Stored items from a collection
• • • • • • •

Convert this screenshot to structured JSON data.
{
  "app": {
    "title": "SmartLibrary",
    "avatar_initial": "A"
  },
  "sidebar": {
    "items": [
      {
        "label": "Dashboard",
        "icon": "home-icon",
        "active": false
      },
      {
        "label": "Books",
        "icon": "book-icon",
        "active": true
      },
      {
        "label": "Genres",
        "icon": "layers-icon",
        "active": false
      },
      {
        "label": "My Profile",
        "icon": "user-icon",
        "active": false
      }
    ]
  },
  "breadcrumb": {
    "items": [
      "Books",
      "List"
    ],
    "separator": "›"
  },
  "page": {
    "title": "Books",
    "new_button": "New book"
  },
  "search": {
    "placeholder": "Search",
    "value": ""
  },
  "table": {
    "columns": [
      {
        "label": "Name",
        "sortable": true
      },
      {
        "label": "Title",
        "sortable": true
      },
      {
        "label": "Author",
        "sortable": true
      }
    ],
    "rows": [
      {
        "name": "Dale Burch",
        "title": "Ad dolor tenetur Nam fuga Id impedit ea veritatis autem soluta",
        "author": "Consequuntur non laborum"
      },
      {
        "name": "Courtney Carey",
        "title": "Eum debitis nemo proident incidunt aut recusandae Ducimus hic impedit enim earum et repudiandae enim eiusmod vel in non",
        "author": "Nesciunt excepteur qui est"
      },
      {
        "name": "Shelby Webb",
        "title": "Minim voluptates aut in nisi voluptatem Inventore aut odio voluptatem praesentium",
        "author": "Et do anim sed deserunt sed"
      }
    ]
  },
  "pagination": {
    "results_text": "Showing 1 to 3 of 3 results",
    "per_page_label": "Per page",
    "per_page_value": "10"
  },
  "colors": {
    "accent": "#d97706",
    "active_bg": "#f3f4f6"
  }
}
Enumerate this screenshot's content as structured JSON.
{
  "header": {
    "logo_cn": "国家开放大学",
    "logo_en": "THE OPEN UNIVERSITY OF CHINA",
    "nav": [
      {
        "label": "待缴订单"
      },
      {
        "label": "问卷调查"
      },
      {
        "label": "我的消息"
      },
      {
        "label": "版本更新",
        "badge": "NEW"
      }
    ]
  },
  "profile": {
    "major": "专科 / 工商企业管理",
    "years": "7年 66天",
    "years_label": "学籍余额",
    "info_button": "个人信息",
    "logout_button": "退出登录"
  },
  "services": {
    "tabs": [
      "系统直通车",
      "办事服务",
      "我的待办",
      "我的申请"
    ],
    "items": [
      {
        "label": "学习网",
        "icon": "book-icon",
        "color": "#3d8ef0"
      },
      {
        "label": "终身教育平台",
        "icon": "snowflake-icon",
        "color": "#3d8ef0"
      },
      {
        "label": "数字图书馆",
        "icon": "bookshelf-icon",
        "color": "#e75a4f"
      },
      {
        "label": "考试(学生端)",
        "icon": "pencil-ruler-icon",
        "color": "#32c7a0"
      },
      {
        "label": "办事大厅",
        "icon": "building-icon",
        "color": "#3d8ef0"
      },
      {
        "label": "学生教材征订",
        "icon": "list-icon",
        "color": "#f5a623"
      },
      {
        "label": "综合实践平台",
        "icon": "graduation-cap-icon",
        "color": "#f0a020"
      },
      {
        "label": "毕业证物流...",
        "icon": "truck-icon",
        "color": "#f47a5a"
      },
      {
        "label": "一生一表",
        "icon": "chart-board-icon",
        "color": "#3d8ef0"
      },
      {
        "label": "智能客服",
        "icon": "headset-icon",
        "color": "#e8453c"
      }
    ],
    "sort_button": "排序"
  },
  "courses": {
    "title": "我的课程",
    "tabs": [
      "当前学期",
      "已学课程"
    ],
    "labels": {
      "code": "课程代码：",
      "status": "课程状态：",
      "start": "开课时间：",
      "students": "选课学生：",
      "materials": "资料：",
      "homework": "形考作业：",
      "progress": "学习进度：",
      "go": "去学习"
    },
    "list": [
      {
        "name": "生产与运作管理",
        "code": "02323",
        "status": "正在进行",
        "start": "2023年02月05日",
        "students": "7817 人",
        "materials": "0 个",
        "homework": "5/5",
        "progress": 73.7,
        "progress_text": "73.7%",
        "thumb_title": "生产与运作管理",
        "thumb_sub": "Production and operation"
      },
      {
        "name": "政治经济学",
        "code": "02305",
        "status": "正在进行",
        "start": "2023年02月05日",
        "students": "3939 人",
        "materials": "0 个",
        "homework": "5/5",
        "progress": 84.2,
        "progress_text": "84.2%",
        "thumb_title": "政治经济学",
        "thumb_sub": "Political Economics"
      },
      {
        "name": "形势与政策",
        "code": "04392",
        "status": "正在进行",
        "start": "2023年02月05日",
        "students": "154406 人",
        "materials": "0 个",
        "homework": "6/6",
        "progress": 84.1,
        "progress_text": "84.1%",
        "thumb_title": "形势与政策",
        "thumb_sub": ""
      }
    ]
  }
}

• • • • • • •

> [What to work on] Return the entries above exactly, each one complete.

> [Solved exercise]
Convert this screenshot to structured JSON data.
{
  "app": {
    "title": "SmartLibrary",
    "avatar_initial": "A"
  },
  "sidebar": {
    "items": [
      {
        "label": "Dashboard",
        "icon": "home-icon",
        "active": false
      },
      {
        "label": "Books",
        "icon": "book-icon",
        "active": true
      },
      {
        "label": "Genres",
        "icon": "layers-icon",
        "active": false
      },
      {
        "label": "My Profile",
        "icon": "user-icon",
        "active": false
      }
    ]
  },
  "breadcrumb": {
    "items": [
      "Books",
      "List"
    ],
    "separator": "›"
  },
  "page": {
    "title": "Books",
    "new_button": "New book"
  },
  "search": {
    "placeholder": "Search",
    "value": ""
  },
  "table": {
    "columns": [
      {
        "label": "Name",
        "sortable": true
      },
      {
        "label": "Title",
        "sortable": true
      },
      {
        "label": "Author",
        "sortable": true
      }
    ],
    "rows": [
      {
        "name": "Dale Burch",
        "title": "Ad dolor tenetur Nam fuga Id impedit ea veritatis autem soluta",
        "author": "Consequuntur non laborum"
      },
      {
        "name": "Courtney Carey",
        "title": "Eum debitis nemo proident incidunt aut recusandae Ducimus hic impedit enim earum et repudiandae enim eiusmod vel in non",
        "author": "Nesciunt excepteur qui est"
      },
      {
        "name": "Shelby Webb",
        "title": "Minim voluptates aut in nisi voluptatem Inventore aut odio voluptatem praesentium",
        "author": "Et do anim sed deserunt sed"
      }
    ]
  },
  "pagination": {
    "results_text": "Showing 1 to 3 of 3 results",
    "per_page_label": "Per page",
    "per_page_value": "10"
  },
  "colors": {
    "accent": "#d97706",
    "active_bg": "#f3f4f6"
  }
}
Enumerate this screenshot's content as structured JSON.
{
  "header": {
    "logo_cn": "国家开放大学",
    "logo_en": "THE OPEN UNIVERSITY OF CHINA",
    "nav": [
      {
        "label": "待缴订单"
      },
      {
        "label": "问卷调查"
      },
      {
        "label": "我的消息"
      },
      {
        "label": "版本更新",
        "badge": "NEW"
      }
    ]
  },
  "profile": {
    "major": "专科 / 工商企业管理",
    "years": "7年 66天",
    "years_label": "学籍余额",
    "info_button": "个人信息",
    "logout_button": "退出登录"
  },
  "services": {
    "tabs": [
      "系统直通车",
      "办事服务",
      "我的待办",
      "我的申请"
    ],
    "items": [
      {
        "label": "学习网",
        "icon": "book-icon",
        "color": "#3d8ef0"
      },
      {
        "label": "终身教育平台",
        "icon": "snowflake-icon",
        "color": "#3d8ef0"
      },
      {
        "label": "数字图书馆",
        "icon": "bookshelf-icon",
        "color": "#e75a4f"
      },
      {
        "label": "考试(学生端)",
        "icon": "pencil-ruler-icon",
        "color": "#32c7a0"
      },
      {
        "label": "办事大厅",
        "icon": "building-icon",
        "color": "#3d8ef0"
      },
      {
        "label": "学生教材征订",
        "icon": "list-icon",
        "color": "#f5a623"
      },
      {
        "label": "综合实践平台",
        "icon": "graduation-cap-icon",
        "color": "#f0a020"
      },
      {
        "label": "毕业证物流...",
        "icon": "truck-icon",
        "color": "#f47a5a"
      },
      {
        "label": "一生一表",
        "icon": "chart-board-icon",
        "color": "#3d8ef0"
      },
      {
        "label": "智能客服",
        "icon": "headset-icon",
        "color": "#e8453c"
      }
    ],
    "sort_button": "排序"
  },
  "courses": {
    "title": "我的课程",
    "tabs": [
      "当前学期",
      "已学课程"
    ],
    "labels": {
      "code": "课程代码：",
      "status": "课程状态：",
      "start": "开课时间：",
      "students": "选课学生：",
      "materials": "资料：",
      "homework": "形考作业：",
      "progress": "学习进度：",
      "go": "去学习"
    },
    "list": [
      {
        "name": "生产与运作管理",
        "code": "02323",
        "status": "正在进行",
        "start": "2023年02月05日",
        "students": "7817 人",
        "materials": "0 个",
        "homework": "5/5",
        "progress": 73.7,
        "progress_text": "73.7%",
        "thumb_title": "生产与运作管理",
        "thumb_sub": "Production and operation"
      },
      {
        "name": "政治经济学",
        "code": "02305",
        "status": "正在进行",
        "start": "2023年02月05日",
        "students": "3939 人",
        "materials": "0 个",
        "homework": "5/5",
        "progress": 84.2,
        "progress_text": "84.2%",
        "thumb_title": "政治经济学",
        "thumb_sub": "Political Economics"
      },
      {
        "name": "形势与政策",
        "code": "04392",
        "status": "正在进行",
        "start": "2023年02月05日",
        "students": "154406 人",
        "materials": "0 个",
        "homework": "6/6",
        "progress": 84.1,
        "progress_text": "84.1%",
        "thumb_title": "形势与政策",
        "thumb_sub": ""
      }
    ]
  }
}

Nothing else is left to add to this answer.